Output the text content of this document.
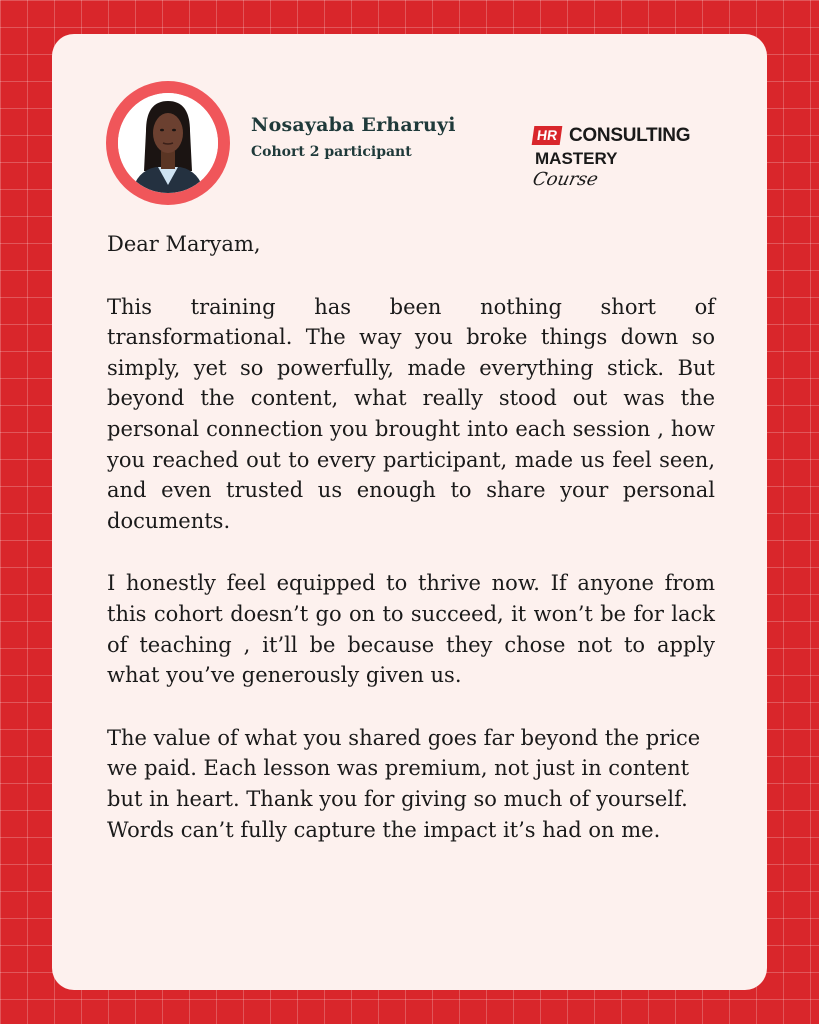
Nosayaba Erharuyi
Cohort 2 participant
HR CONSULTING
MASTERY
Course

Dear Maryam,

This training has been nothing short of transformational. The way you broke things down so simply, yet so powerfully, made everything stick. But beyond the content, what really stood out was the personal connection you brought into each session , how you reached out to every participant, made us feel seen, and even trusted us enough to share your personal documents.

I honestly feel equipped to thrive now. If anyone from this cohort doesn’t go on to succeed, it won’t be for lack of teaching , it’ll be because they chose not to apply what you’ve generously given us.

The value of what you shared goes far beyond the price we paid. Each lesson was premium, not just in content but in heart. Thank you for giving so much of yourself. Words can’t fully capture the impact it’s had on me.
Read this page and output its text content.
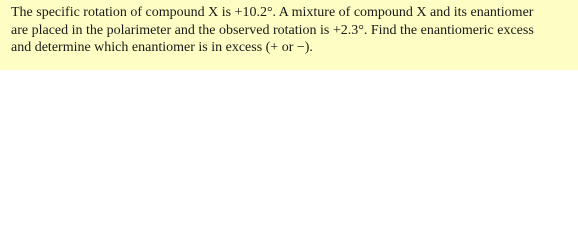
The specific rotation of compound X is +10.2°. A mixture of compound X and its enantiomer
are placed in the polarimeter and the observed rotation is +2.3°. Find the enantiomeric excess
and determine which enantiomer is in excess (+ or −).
▬▬▬▬▬▬▬▬▬▬
Write out the data precisely as given, excluding the pictures.

» **SOLUTION FOR THIS PROBLEM**:
Output the text content of this document.
Nosayaba Erharuyi
Cohort 2 participant
HR CONSULTING
MASTERY
Course

Dear Maryam,

This training has been nothing short of transformational. The way you broke things down so simply, yet so powerfully, made everything stick. But beyond the content, what really stood out was the personal connection you brought into each session , how you reached out to every participant, made us feel seen, and even trusted us enough to share your personal documents.

I honestly feel equipped to thrive now. If anyone from this cohort doesn’t go on to succeed, it won’t be for lack of teaching , it’ll be because they chose not to apply what you’ve generously given us.

The value of what you shared goes far beyond the price we paid. Each lesson was premium, not just in content but in heart. Thank you for giving so much of yourself. Words can’t fully capture the impact it’s had on me.
Read this page and output its text content.
The specific rotation of compound X is +10.2°. A mixture of compound X and its enantiomer
are placed in the polarimeter and the observed rotation is +2.3°. Find the enantiomeric excess
and determine which enantiomer is in excess (+ or −).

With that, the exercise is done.